**TEXT UNDER STUDY:**
The superintendents gathered last week in Alexandria for a panel discussion, where they talked about the issues their districts face – from long-standing community mistrust to widespread poverty and poor communication with parents – and their attempts to turn them around. Their answers will be part of what they are judged on as the organization selects the next superintendent of the year, which will be announced next month.

Here are three lessons the educators offered from their experiences:

Engage the community

When Lanoue started his job in 2009, the district was facing “austere” times. This meant cuts to bring the school system, which serves more than 13,000 students, back to solvency.

So Lanoue used the local newspaper to solicit community input. He said he sensed that the community did not trust the school district, where four in five children qualify for free and reduced-price lunches, a rough measure of poverty.

“We had a lot of work to do with the community,” he said. He took the ensuing public comments “to heart and used that as a platform to set our priorities.”

“Our performance improved. Our classrooms improved,” he said. “We put resources where they should have been.”

Even affluent communities struggle with some disconnect. In Arlington, Murphy said, he heard from parents who said they weren’t getting the information they needed about academic planning.

**GIVEN INFORMATION:**
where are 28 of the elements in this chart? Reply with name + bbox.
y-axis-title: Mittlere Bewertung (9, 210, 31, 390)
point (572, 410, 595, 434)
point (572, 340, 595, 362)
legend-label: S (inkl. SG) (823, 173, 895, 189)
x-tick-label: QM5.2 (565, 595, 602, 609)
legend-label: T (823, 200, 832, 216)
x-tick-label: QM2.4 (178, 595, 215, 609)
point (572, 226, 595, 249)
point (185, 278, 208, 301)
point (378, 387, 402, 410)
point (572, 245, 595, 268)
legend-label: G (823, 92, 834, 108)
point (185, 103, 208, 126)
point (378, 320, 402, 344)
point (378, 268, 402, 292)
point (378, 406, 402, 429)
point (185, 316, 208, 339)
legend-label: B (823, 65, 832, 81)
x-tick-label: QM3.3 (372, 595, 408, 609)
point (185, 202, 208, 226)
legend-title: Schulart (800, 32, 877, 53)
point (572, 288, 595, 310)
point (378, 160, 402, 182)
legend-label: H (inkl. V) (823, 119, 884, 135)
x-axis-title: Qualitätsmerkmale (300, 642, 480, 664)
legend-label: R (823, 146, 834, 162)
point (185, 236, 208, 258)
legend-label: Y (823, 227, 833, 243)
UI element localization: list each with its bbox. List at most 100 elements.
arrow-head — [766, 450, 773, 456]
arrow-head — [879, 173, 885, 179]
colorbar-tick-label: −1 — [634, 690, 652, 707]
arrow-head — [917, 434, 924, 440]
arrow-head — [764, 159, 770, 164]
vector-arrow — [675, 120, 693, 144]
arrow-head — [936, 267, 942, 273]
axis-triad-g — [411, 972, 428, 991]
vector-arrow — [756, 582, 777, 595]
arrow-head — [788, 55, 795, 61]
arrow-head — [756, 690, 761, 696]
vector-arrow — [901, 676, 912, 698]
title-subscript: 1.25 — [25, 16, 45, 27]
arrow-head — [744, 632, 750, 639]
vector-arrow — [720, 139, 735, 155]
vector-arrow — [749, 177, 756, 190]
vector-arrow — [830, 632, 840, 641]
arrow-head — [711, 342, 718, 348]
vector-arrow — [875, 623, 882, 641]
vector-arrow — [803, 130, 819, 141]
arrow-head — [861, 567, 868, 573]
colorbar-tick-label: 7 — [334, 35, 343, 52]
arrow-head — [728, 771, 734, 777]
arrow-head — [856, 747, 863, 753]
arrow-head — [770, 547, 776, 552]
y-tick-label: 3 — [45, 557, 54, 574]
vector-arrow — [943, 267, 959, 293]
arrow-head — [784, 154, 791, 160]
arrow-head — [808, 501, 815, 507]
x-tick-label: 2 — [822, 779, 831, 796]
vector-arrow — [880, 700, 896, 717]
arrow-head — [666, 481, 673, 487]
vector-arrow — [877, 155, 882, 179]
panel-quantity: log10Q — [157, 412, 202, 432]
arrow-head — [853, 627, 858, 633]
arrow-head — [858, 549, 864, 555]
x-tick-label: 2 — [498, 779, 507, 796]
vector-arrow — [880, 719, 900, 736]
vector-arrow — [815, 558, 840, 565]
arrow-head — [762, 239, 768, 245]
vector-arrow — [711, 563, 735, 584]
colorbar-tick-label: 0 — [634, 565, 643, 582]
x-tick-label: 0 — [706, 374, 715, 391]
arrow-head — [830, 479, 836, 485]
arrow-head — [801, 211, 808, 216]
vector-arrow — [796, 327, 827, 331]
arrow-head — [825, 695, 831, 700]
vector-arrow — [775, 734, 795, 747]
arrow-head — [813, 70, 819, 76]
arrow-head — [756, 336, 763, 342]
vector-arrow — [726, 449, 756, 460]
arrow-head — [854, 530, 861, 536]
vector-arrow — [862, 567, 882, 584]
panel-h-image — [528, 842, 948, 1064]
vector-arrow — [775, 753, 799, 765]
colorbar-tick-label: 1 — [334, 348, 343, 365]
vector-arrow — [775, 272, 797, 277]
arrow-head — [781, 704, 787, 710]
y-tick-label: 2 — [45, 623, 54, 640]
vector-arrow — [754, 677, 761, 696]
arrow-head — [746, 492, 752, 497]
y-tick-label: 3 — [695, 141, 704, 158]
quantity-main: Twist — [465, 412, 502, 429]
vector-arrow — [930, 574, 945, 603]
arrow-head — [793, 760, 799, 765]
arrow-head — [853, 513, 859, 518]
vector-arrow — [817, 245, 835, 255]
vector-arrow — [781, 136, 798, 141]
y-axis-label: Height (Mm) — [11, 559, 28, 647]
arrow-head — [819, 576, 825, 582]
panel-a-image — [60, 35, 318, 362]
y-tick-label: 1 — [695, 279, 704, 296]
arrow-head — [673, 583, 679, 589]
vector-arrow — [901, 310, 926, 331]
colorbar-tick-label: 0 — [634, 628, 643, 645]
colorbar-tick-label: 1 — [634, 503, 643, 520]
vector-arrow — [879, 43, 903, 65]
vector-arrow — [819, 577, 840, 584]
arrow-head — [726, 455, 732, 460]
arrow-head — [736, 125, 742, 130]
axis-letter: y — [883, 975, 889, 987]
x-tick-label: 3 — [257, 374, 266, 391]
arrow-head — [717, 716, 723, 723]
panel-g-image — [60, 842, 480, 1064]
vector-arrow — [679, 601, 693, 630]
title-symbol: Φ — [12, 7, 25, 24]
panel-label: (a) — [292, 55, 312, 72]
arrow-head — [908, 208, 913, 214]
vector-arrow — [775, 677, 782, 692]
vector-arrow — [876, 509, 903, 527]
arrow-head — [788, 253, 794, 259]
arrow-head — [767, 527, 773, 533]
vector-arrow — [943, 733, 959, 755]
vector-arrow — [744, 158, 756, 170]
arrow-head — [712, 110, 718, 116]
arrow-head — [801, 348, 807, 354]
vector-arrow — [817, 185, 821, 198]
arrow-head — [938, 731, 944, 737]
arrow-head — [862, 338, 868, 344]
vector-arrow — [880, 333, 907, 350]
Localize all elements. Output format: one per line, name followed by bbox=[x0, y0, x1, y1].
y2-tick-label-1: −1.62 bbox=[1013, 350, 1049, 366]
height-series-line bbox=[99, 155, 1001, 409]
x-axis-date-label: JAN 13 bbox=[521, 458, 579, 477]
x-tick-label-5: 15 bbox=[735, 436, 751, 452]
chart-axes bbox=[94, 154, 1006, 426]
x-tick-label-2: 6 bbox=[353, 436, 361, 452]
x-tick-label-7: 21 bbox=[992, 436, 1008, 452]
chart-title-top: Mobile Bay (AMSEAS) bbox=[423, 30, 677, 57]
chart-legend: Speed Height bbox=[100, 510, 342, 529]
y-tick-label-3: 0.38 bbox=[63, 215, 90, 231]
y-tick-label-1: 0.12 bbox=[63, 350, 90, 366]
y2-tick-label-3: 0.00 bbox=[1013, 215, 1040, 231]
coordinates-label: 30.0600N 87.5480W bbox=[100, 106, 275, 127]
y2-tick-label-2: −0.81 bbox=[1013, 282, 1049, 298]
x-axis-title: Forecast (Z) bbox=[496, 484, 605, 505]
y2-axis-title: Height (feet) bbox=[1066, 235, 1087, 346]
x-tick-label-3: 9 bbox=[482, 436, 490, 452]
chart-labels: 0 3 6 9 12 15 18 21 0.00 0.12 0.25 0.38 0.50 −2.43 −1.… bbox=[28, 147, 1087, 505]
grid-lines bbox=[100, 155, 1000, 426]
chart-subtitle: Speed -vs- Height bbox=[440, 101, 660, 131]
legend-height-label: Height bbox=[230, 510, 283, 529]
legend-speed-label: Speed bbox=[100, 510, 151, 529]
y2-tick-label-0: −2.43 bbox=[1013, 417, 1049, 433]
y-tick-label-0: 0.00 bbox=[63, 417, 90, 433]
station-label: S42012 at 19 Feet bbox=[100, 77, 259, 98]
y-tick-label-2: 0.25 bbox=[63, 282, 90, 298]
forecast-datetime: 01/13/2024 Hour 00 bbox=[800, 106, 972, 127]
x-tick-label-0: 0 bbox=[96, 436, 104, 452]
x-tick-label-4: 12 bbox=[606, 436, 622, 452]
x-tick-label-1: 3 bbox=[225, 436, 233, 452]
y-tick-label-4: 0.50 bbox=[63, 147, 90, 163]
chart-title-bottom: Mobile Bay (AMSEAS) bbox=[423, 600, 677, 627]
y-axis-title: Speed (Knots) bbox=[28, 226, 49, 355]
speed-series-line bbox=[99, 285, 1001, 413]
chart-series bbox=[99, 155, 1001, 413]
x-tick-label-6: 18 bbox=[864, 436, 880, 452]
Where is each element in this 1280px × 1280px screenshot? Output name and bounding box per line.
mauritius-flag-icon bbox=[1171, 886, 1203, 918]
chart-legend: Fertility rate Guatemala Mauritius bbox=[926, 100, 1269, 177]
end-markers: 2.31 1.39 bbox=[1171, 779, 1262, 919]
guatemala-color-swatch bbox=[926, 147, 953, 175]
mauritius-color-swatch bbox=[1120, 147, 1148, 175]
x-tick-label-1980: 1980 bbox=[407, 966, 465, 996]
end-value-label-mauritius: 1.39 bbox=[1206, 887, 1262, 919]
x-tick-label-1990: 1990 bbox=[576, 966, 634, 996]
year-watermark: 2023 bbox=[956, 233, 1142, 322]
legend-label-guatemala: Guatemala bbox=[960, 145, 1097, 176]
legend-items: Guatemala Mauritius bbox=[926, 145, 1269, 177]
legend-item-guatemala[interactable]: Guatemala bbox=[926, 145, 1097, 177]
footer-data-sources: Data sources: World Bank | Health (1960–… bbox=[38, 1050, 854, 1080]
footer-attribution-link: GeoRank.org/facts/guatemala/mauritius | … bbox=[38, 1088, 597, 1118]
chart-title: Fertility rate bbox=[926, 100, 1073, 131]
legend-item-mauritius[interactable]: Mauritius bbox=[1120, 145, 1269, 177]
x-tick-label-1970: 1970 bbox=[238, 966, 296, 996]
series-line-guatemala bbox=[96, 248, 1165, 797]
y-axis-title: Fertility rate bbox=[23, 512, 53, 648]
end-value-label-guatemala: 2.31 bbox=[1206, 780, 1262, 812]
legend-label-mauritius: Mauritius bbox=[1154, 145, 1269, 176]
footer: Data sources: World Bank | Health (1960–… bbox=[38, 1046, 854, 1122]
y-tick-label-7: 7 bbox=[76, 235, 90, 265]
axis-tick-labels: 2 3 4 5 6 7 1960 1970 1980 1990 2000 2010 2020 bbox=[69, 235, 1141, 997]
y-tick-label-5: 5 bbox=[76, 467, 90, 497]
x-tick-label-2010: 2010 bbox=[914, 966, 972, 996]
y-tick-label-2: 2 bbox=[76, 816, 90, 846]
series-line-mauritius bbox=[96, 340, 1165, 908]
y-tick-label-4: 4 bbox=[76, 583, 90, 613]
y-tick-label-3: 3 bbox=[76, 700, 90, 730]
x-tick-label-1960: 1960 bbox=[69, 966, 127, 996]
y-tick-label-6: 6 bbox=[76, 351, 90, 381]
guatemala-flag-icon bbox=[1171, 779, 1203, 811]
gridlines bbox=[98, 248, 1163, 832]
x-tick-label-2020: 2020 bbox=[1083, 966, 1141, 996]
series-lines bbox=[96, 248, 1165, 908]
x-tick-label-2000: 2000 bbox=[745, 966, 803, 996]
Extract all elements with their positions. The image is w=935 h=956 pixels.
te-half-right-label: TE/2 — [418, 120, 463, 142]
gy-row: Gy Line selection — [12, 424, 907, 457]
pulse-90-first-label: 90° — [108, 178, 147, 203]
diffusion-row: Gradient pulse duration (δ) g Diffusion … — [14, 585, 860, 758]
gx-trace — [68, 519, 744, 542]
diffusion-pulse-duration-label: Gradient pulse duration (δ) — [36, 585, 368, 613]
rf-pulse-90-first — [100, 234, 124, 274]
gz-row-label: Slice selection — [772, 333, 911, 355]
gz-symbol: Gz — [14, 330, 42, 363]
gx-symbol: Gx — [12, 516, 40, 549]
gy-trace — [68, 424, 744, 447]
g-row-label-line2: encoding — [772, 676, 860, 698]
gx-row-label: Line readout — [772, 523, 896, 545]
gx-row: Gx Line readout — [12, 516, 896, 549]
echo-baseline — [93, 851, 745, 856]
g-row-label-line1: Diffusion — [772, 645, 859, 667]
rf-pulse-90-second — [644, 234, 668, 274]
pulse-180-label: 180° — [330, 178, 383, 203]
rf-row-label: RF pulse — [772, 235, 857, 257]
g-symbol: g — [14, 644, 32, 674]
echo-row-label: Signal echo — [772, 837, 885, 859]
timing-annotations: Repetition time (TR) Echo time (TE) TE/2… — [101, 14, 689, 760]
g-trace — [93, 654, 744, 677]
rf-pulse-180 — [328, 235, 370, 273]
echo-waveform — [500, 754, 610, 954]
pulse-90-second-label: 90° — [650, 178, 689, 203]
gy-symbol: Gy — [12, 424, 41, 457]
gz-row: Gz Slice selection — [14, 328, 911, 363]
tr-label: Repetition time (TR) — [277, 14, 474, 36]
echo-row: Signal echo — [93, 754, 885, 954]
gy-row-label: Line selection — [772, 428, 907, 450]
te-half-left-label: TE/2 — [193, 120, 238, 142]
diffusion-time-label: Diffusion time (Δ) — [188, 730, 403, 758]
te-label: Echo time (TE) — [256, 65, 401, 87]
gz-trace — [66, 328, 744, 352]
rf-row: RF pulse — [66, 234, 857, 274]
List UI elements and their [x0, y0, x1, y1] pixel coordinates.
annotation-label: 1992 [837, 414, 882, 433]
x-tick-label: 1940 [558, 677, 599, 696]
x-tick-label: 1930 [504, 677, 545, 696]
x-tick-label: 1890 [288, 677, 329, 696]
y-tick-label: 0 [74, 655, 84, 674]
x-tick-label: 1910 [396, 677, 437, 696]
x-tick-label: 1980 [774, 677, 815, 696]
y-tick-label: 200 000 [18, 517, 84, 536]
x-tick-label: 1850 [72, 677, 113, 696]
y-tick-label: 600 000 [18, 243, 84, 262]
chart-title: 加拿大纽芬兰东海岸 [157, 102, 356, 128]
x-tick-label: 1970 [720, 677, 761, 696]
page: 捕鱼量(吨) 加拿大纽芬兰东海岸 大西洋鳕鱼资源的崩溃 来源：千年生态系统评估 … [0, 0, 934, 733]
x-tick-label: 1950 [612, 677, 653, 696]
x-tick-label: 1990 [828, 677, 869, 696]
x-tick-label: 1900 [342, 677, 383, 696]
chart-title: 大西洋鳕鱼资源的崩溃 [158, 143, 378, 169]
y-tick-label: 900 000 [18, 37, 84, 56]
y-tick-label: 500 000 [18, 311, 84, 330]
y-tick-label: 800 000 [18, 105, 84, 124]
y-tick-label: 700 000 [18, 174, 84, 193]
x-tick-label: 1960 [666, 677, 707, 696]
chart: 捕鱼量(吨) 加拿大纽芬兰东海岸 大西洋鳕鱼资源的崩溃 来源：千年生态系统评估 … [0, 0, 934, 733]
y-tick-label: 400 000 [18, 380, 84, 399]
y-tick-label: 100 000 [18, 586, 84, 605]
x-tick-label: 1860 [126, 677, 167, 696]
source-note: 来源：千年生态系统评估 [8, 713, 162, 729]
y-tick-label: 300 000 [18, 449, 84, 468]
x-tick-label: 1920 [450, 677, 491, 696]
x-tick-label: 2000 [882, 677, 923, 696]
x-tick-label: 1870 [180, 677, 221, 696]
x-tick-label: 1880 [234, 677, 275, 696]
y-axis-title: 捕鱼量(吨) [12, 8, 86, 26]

**EXERCISE REQUIREMENTS:**
In the text on the superintendents' panel, what share of children in the district Lanoue led qualify for free and reduced-price lunches?

**RESPONSE AREA:**
Four in five children qualify.